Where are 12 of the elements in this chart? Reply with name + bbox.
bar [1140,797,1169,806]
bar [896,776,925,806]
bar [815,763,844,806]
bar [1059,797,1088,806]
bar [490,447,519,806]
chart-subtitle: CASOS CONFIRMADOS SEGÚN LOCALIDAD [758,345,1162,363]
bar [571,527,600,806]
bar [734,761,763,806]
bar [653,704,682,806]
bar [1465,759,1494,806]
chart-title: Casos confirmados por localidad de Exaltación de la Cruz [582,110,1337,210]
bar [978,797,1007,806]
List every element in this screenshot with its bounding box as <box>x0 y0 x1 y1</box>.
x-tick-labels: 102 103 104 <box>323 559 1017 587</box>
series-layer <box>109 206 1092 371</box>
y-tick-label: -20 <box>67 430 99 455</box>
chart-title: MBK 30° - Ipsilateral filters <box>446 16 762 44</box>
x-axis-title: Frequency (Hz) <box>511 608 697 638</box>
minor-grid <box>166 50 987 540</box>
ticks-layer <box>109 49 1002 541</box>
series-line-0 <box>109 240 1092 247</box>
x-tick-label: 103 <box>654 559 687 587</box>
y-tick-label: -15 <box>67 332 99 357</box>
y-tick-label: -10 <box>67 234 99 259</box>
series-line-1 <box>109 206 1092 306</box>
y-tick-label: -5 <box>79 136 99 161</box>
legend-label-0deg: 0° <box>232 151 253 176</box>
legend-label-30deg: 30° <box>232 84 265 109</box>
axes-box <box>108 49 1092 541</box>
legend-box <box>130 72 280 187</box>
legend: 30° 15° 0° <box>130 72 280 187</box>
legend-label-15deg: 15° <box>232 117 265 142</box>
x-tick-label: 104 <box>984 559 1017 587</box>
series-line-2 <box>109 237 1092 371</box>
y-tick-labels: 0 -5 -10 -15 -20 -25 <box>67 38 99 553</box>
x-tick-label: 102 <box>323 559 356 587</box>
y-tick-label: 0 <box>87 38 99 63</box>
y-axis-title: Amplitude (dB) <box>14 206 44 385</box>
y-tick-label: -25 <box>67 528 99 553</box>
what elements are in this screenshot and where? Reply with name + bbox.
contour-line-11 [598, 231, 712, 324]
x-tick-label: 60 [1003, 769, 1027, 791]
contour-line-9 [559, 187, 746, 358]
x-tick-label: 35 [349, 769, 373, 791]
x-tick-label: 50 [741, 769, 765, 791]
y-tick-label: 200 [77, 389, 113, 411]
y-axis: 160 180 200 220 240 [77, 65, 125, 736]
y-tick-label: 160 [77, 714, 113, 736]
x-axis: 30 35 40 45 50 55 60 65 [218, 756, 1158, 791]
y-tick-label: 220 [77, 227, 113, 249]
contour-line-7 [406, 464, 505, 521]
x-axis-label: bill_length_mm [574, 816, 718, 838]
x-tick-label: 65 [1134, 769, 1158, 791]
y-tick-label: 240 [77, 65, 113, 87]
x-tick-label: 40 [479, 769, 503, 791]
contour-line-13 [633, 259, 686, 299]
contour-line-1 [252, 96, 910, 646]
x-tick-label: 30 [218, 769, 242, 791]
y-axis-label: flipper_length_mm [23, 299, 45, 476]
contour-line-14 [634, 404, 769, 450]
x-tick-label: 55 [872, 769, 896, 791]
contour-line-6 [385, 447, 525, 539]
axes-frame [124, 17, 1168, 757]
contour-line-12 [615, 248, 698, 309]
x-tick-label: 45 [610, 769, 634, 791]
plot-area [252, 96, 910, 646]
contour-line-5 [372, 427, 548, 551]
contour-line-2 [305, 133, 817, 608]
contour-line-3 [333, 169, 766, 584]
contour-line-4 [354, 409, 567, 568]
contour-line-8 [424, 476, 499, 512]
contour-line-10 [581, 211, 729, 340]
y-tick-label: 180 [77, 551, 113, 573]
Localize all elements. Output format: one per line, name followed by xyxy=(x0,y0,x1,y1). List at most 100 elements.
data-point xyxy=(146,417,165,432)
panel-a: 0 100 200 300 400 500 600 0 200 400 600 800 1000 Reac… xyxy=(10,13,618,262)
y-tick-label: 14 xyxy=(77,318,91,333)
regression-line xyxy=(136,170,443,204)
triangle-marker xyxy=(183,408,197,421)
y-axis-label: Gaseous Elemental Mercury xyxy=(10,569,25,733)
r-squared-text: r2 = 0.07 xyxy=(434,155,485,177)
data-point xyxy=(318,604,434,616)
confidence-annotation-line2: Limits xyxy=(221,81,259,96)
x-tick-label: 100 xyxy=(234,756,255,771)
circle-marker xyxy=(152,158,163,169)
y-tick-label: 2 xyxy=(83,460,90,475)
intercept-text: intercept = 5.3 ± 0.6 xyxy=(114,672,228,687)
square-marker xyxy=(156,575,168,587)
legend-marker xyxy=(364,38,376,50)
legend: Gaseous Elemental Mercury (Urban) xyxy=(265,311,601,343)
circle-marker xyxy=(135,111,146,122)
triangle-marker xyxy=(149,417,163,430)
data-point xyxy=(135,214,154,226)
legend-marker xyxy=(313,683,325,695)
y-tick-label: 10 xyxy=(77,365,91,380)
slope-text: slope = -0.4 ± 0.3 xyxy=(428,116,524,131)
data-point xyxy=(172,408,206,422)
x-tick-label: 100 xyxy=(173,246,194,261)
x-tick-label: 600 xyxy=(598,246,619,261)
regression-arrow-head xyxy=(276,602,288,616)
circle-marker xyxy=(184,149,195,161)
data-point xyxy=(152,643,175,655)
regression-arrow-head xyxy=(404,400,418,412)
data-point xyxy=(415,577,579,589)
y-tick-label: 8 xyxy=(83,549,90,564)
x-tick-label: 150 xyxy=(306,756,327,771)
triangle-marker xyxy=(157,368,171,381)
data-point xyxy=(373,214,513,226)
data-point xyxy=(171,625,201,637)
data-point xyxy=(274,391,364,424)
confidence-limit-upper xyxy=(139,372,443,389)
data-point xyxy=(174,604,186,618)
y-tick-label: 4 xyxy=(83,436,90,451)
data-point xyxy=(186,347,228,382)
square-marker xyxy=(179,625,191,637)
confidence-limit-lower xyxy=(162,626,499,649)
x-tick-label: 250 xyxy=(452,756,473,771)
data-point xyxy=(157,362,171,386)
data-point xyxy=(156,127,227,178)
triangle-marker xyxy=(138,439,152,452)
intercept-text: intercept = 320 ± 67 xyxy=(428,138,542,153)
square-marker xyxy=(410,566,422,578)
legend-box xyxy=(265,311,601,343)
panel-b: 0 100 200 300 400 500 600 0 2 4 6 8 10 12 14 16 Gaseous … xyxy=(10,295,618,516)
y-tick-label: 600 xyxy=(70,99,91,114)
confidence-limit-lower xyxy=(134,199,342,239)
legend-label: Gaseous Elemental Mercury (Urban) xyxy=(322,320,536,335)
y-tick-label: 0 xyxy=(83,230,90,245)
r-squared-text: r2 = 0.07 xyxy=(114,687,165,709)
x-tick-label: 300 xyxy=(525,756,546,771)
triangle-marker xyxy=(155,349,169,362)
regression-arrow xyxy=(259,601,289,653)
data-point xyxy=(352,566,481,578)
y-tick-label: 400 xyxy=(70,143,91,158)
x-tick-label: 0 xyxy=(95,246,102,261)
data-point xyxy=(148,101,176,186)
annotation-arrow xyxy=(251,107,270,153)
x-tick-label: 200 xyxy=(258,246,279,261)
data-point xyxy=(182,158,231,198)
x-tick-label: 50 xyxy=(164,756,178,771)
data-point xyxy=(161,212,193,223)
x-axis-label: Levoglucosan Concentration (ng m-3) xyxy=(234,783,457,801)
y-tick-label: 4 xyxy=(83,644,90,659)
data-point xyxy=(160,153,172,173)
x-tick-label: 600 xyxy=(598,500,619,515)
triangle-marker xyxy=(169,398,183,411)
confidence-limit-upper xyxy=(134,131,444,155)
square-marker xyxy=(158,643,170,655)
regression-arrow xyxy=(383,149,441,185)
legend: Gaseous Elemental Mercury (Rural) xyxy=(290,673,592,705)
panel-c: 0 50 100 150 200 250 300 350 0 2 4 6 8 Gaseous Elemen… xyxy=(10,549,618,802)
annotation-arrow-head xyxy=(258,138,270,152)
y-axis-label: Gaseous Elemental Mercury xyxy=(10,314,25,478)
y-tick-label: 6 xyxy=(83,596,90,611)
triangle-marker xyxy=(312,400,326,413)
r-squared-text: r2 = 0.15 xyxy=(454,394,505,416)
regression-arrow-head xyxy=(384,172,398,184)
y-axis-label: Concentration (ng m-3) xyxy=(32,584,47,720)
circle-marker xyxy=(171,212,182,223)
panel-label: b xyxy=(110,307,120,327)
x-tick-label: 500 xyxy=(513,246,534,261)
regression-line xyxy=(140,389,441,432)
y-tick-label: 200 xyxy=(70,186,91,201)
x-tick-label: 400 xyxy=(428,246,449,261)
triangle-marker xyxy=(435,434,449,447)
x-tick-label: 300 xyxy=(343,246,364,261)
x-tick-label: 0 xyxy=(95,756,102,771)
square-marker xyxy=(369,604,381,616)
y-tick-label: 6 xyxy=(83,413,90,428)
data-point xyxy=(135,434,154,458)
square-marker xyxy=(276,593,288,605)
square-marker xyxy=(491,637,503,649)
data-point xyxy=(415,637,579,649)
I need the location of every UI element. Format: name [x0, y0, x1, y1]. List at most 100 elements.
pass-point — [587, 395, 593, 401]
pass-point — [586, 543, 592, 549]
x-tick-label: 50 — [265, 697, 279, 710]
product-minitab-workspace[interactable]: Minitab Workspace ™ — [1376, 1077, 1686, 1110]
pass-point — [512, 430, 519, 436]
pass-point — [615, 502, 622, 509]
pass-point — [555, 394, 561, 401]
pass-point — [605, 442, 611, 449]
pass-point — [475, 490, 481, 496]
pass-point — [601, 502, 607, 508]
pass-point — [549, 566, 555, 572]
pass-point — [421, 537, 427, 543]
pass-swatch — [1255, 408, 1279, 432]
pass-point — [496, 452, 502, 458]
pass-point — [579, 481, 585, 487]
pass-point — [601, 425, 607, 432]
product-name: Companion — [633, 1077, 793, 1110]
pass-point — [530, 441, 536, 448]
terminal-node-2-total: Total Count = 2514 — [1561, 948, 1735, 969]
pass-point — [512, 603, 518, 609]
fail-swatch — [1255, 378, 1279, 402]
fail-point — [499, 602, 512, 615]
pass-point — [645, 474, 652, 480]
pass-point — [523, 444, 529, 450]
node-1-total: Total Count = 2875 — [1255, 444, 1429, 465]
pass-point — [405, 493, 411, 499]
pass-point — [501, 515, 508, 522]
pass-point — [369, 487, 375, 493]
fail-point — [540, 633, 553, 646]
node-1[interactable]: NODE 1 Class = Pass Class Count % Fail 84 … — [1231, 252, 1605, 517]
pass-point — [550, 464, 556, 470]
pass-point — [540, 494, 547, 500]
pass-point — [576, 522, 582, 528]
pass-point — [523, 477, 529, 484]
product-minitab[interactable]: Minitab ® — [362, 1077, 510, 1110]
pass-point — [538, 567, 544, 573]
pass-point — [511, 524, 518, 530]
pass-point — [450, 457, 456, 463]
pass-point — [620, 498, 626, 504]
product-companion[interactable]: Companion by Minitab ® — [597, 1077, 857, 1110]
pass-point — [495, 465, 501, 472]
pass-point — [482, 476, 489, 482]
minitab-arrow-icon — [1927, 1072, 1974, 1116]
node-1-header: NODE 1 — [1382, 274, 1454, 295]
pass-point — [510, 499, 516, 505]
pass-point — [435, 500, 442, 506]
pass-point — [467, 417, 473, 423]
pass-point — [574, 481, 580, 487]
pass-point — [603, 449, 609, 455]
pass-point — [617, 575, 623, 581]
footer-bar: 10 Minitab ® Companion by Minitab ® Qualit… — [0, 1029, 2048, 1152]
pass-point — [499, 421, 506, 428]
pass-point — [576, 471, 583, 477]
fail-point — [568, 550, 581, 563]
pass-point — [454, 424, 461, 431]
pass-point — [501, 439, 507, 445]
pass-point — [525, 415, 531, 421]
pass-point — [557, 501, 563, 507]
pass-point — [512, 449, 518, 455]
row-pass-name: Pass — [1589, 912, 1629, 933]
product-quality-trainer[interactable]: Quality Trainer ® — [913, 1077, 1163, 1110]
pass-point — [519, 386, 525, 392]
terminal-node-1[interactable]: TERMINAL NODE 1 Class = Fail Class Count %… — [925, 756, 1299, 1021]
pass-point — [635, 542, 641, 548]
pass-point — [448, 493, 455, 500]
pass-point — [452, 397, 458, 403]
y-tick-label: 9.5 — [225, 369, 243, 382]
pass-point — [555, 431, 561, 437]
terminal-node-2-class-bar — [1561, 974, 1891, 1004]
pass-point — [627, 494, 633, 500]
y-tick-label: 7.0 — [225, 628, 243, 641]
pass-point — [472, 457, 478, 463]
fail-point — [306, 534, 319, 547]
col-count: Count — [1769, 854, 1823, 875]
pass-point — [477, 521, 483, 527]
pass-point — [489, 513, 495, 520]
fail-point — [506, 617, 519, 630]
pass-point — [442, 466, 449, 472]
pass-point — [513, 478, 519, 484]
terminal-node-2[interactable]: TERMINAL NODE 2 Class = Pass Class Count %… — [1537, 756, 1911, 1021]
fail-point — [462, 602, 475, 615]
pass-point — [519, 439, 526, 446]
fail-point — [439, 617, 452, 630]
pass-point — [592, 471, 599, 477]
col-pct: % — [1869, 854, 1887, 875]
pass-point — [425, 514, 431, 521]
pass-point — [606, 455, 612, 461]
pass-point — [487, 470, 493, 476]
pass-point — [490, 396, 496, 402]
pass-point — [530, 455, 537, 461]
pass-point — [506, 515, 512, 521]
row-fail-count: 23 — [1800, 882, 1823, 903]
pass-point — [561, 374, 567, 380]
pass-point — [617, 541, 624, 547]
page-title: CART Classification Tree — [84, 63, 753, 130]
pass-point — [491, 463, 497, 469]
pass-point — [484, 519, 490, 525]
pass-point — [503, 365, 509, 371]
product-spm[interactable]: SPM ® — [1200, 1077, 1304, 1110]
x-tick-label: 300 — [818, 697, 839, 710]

········

Copy the rows above verbatim, starting with the first row and ending with the row that contains "y-tick-label: -10 <box>67 234 99 259</box>", including that row.

_FULL RESPONSE_.
Where are 12 of the elements in this chart? Reply with name + bbox.
bar [1140,797,1169,806]
bar [896,776,925,806]
bar [815,763,844,806]
bar [1059,797,1088,806]
bar [490,447,519,806]
chart-subtitle: CASOS CONFIRMADOS SEGÚN LOCALIDAD [758,345,1162,363]
bar [571,527,600,806]
bar [734,761,763,806]
bar [653,704,682,806]
bar [1465,759,1494,806]
chart-title: Casos confirmados por localidad de Exaltación de la Cruz [582,110,1337,210]
bar [978,797,1007,806]
List every element in this screenshot with its bounding box as <box>x0 y0 x1 y1</box>.
x-tick-labels: 102 103 104 <box>323 559 1017 587</box>
series-layer <box>109 206 1092 371</box>
y-tick-label: -20 <box>67 430 99 455</box>
chart-title: MBK 30° - Ipsilateral filters <box>446 16 762 44</box>
x-axis-title: Frequency (Hz) <box>511 608 697 638</box>
minor-grid <box>166 50 987 540</box>
ticks-layer <box>109 49 1002 541</box>
series-line-0 <box>109 240 1092 247</box>
x-tick-label: 103 <box>654 559 687 587</box>
y-tick-label: -15 <box>67 332 99 357</box>
y-tick-label: -10 <box>67 234 99 259</box>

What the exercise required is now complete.